__WORK REQUIRED__:
Your task is to give the listing below back word for word, pictures excluded.

__Records from a collection of figures__:

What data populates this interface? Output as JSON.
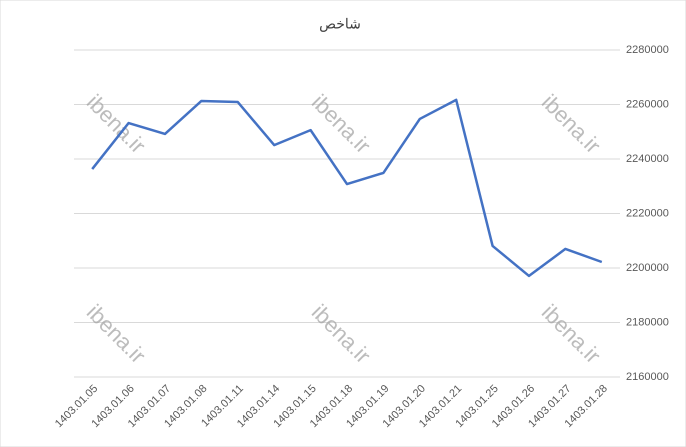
{
  "chart_data": {
    "type": "line",
    "title": "شاخص",
    "watermark": "ibena.ir",
    "categories": [
      "1403.01.05",
      "1403.01.06",
      "1403.01.07",
      "1403.01.08",
      "1403.01.11",
      "1403.01.14",
      "1403.01.15",
      "1403.01.18",
      "1403.01.19",
      "1403.01.20",
      "1403.01.21",
      "1403.01.25",
      "1403.01.26",
      "1403.01.27",
      "1403.01.28"
    ],
    "series": [
      {
        "name": "شاخص",
        "color": "#4472c4",
        "values": [
          2236300,
          2253200,
          2249200,
          2261300,
          2260900,
          2245100,
          2250600,
          2230800,
          2234900,
          2254700,
          2261700,
          2208100,
          2197100,
          2207000,
          2202200
        ]
      }
    ],
    "ylim": [
      2160000,
      2280000
    ],
    "yticks": [
      2160000,
      2180000,
      2200000,
      2220000,
      2240000,
      2260000,
      2280000
    ],
    "grid": true,
    "y_axis_side": "right"
  }
}
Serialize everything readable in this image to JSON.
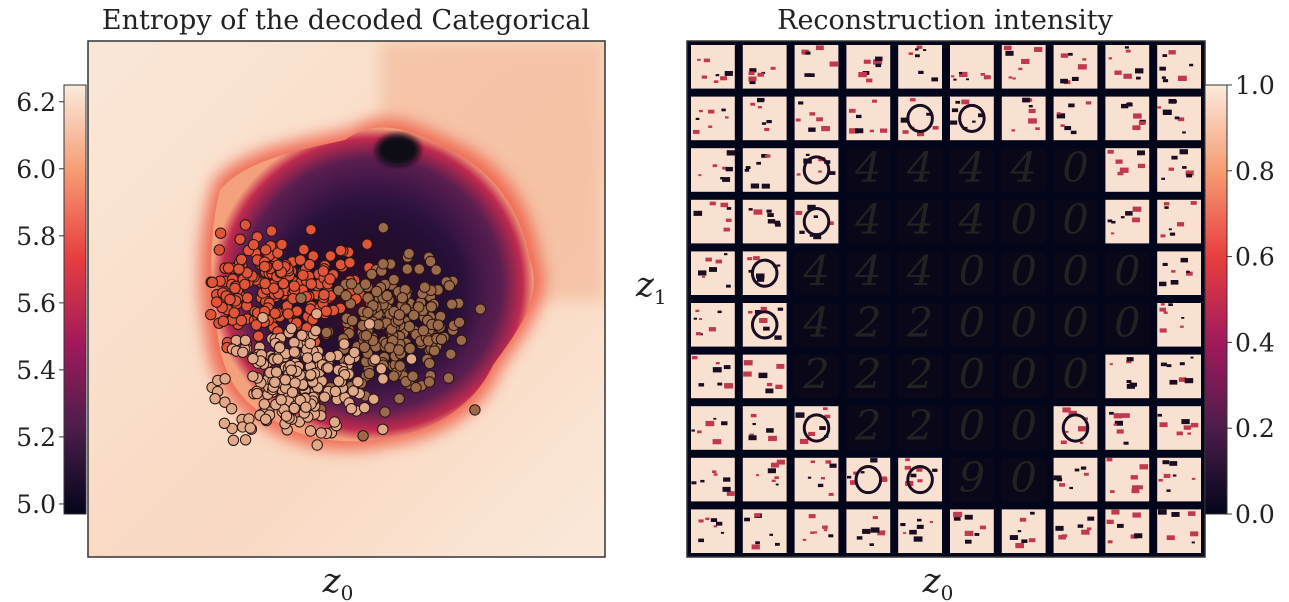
{
  "chart_data": [
    {
      "type": "heatmap",
      "title": "Entropy of the decoded Categorical",
      "xlabel": "z",
      "xlabel_sub": "0",
      "ylabel": "",
      "colorbar": {
        "position": "left",
        "range": [
          4.97,
          6.25
        ],
        "ticks": [
          "5.0",
          "5.2",
          "5.4",
          "5.6",
          "5.8",
          "6.0",
          "6.2"
        ],
        "tick_values": [
          5.0,
          5.2,
          5.4,
          5.6,
          5.8,
          6.0,
          6.2
        ]
      },
      "colormap": [
        "#03051A",
        "#4C1D4B",
        "#A11A5B",
        "#E83F3F",
        "#F69C73",
        "#FAEBDD"
      ],
      "overlay": {
        "type": "scatter",
        "clusters": [
          {
            "color": "#E0553A",
            "center": [
              0.36,
              0.52
            ],
            "spread": [
              0.16,
              0.09
            ],
            "count": 260
          },
          {
            "color": "#9A6A4A",
            "center": [
              0.6,
              0.44
            ],
            "spread": [
              0.12,
              0.11
            ],
            "count": 220
          },
          {
            "color": "#E0A98A",
            "center": [
              0.4,
              0.34
            ],
            "spread": [
              0.13,
              0.1
            ],
            "count": 240
          }
        ]
      },
      "grid": false
    },
    {
      "type": "heatmap",
      "title": "Reconstruction intensity",
      "xlabel": "z",
      "xlabel_sub": "0",
      "ylabel": "z",
      "ylabel_sub": "1",
      "grid_cells": [
        10,
        10
      ],
      "colorbar": {
        "position": "right",
        "range": [
          0.0,
          1.0
        ],
        "ticks": [
          "0.0",
          "0.2",
          "0.4",
          "0.6",
          "0.8",
          "1.0"
        ],
        "tick_values": [
          0.0,
          0.2,
          0.4,
          0.6,
          0.8,
          1.0
        ]
      },
      "colormap": [
        "#03051A",
        "#4C1D4B",
        "#A11A5B",
        "#E83F3F",
        "#F69C73",
        "#FAEBDD"
      ],
      "digits": [
        {
          "row": 2,
          "col": 3,
          "text": "4"
        },
        {
          "row": 2,
          "col": 4,
          "text": "4"
        },
        {
          "row": 2,
          "col": 5,
          "text": "4"
        },
        {
          "row": 2,
          "col": 6,
          "text": "4"
        },
        {
          "row": 2,
          "col": 7,
          "text": "0"
        },
        {
          "row": 3,
          "col": 3,
          "text": "4"
        },
        {
          "row": 3,
          "col": 4,
          "text": "4"
        },
        {
          "row": 3,
          "col": 5,
          "text": "4"
        },
        {
          "row": 3,
          "col": 6,
          "text": "0"
        },
        {
          "row": 3,
          "col": 7,
          "text": "0"
        },
        {
          "row": 4,
          "col": 2,
          "text": "4"
        },
        {
          "row": 4,
          "col": 3,
          "text": "4"
        },
        {
          "row": 4,
          "col": 4,
          "text": "4"
        },
        {
          "row": 4,
          "col": 5,
          "text": "0"
        },
        {
          "row": 4,
          "col": 6,
          "text": "0"
        },
        {
          "row": 4,
          "col": 7,
          "text": "0"
        },
        {
          "row": 4,
          "col": 8,
          "text": "0"
        },
        {
          "row": 5,
          "col": 2,
          "text": "4"
        },
        {
          "row": 5,
          "col": 3,
          "text": "2"
        },
        {
          "row": 5,
          "col": 4,
          "text": "2"
        },
        {
          "row": 5,
          "col": 5,
          "text": "0"
        },
        {
          "row": 5,
          "col": 6,
          "text": "0"
        },
        {
          "row": 5,
          "col": 7,
          "text": "0"
        },
        {
          "row": 5,
          "col": 8,
          "text": "0"
        },
        {
          "row": 6,
          "col": 2,
          "text": "2"
        },
        {
          "row": 6,
          "col": 3,
          "text": "2"
        },
        {
          "row": 6,
          "col": 4,
          "text": "2"
        },
        {
          "row": 6,
          "col": 5,
          "text": "0"
        },
        {
          "row": 6,
          "col": 6,
          "text": "0"
        },
        {
          "row": 6,
          "col": 7,
          "text": "0"
        },
        {
          "row": 7,
          "col": 3,
          "text": "2"
        },
        {
          "row": 7,
          "col": 4,
          "text": "2"
        },
        {
          "row": 7,
          "col": 5,
          "text": "0"
        },
        {
          "row": 7,
          "col": 6,
          "text": "0"
        },
        {
          "row": 8,
          "col": 5,
          "text": "9"
        },
        {
          "row": 8,
          "col": 6,
          "text": "0"
        }
      ]
    }
  ]
}
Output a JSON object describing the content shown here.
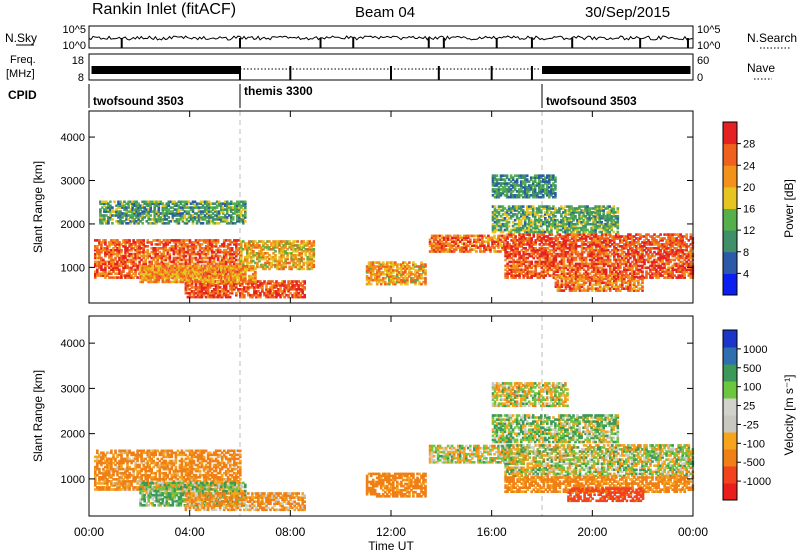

__ANSWER FOR THIS EXERCISE__:
What data populates this interface? Output as JSON.
{
  "chart_data": {
    "type": "line",
    "title": "شاخص",
    "watermark": "ibena.ir",
    "categories": [
      "1403.01.05",
      "1403.01.06",
      "1403.01.07",
      "1403.01.08",
      "1403.01.11",
      "1403.01.14",
      "1403.01.15",
      "1403.01.18",
      "1403.01.19",
      "1403.01.20",
      "1403.01.21",
      "1403.01.25",
      "1403.01.26",
      "1403.01.27",
      "1403.01.28"
    ],
    "series": [
      {
        "name": "شاخص",
        "color": "#4472c4",
        "values": [
          2236300,
          2253200,
          2249200,
          2261300,
          2260900,
          2245100,
          2250600,
          2230800,
          2234900,
          2254700,
          2261700,
          2208100,
          2197100,
          2207000,
          2202200
        ]
      }
    ],
    "ylim": [
      2160000,
      2280000
    ],
    "yticks": [
      2160000,
      2180000,
      2200000,
      2220000,
      2240000,
      2260000,
      2280000
    ],
    "grid": true,
    "y_axis_side": "right"
  }
}
Serialize everything readable in this image to JSON.
{
  "chart_data": [
    {
      "type": "heatmap",
      "title": "Entropy of the decoded Categorical",
      "xlabel": "z",
      "xlabel_sub": "0",
      "ylabel": "",
      "colorbar": {
        "position": "left",
        "range": [
          4.97,
          6.25
        ],
        "ticks": [
          "5.0",
          "5.2",
          "5.4",
          "5.6",
          "5.8",
          "6.0",
          "6.2"
        ],
        "tick_values": [
          5.0,
          5.2,
          5.4,
          5.6,
          5.8,
          6.0,
          6.2
        ]
      },
      "colormap": [
        "#03051A",
        "#4C1D4B",
        "#A11A5B",
        "#E83F3F",
        "#F69C73",
        "#FAEBDD"
      ],
      "overlay": {
        "type": "scatter",
        "clusters": [
          {
            "color": "#E0553A",
            "center": [
              0.36,
              0.52
            ],
            "spread": [
              0.16,
              0.09
            ],
            "count": 260
          },
          {
            "color": "#9A6A4A",
            "center": [
              0.6,
              0.44
            ],
            "spread": [
              0.12,
              0.11
            ],
            "count": 220
          },
          {
            "color": "#E0A98A",
            "center": [
              0.4,
              0.34
            ],
            "spread": [
              0.13,
              0.1
            ],
            "count": 240
          }
        ]
      },
      "grid": false
    },
    {
      "type": "heatmap",
      "title": "Reconstruction intensity",
      "xlabel": "z",
      "xlabel_sub": "0",
      "ylabel": "z",
      "ylabel_sub": "1",
      "grid_cells": [
        10,
        10
      ],
      "colorbar": {
        "position": "right",
        "range": [
          0.0,
          1.0
        ],
        "ticks": [
          "0.0",
          "0.2",
          "0.4",
          "0.6",
          "0.8",
          "1.0"
        ],
        "tick_values": [
          0.0,
          0.2,
          0.4,
          0.6,
          0.8,
          1.0
        ]
      },
      "colormap": [
        "#03051A",
        "#4C1D4B",
        "#A11A5B",
        "#E83F3F",
        "#F69C73",
        "#FAEBDD"
      ],
      "digits": [
        {
          "row": 2,
          "col": 3,
          "text": "4"
        },
        {
          "row": 2,
          "col": 4,
          "text": "4"
        },
        {
          "row": 2,
          "col": 5,
          "text": "4"
        },
        {
          "row": 2,
          "col": 6,
          "text": "4"
        },
        {
          "row": 2,
          "col": 7,
          "text": "0"
        },
        {
          "row": 3,
          "col": 3,
          "text": "4"
        },
        {
          "row": 3,
          "col": 4,
          "text": "4"
        },
        {
          "row": 3,
          "col": 5,
          "text": "4"
        },
        {
          "row": 3,
          "col": 6,
          "text": "0"
        },
        {
          "row": 3,
          "col": 7,
          "text": "0"
        },
        {
          "row": 4,
          "col": 2,
          "text": "4"
        },
        {
          "row": 4,
          "col": 3,
          "text": "4"
        },
        {
          "row": 4,
          "col": 4,
          "text": "4"
        },
        {
          "row": 4,
          "col": 5,
          "text": "0"
        },
        {
          "row": 4,
          "col": 6,
          "text": "0"
        },
        {
          "row": 4,
          "col": 7,
          "text": "0"
        },
        {
          "row": 4,
          "col": 8,
          "text": "0"
        },
        {
          "row": 5,
          "col": 2,
          "text": "4"
        },
        {
          "row": 5,
          "col": 3,
          "text": "2"
        },
        {
          "row": 5,
          "col": 4,
          "text": "2"
        },
        {
          "row": 5,
          "col": 5,
          "text": "0"
        },
        {
          "row": 5,
          "col": 6,
          "text": "0"
        },
        {
          "row": 5,
          "col": 7,
          "text": "0"
        },
        {
          "row": 5,
          "col": 8,
          "text": "0"
        },
        {
          "row": 6,
          "col": 2,
          "text": "2"
        },
        {
          "row": 6,
          "col": 3,
          "text": "2"
        },
        {
          "row": 6,
          "col": 4,
          "text": "2"
        },
        {
          "row": 6,
          "col": 5,
          "text": "0"
        },
        {
          "row": 6,
          "col": 6,
          "text": "0"
        },
        {
          "row": 6,
          "col": 7,
          "text": "0"
        },
        {
          "row": 7,
          "col": 3,
          "text": "2"
        },
        {
          "row": 7,
          "col": 4,
          "text": "2"
        },
        {
          "row": 7,
          "col": 5,
          "text": "0"
        },
        {
          "row": 7,
          "col": 6,
          "text": "0"
        },
        {
          "row": 8,
          "col": 5,
          "text": "9"
        },
        {
          "row": 8,
          "col": 6,
          "text": "0"
        }
      ]
    }
  ]
}
Output a JSON object describing the content shown here.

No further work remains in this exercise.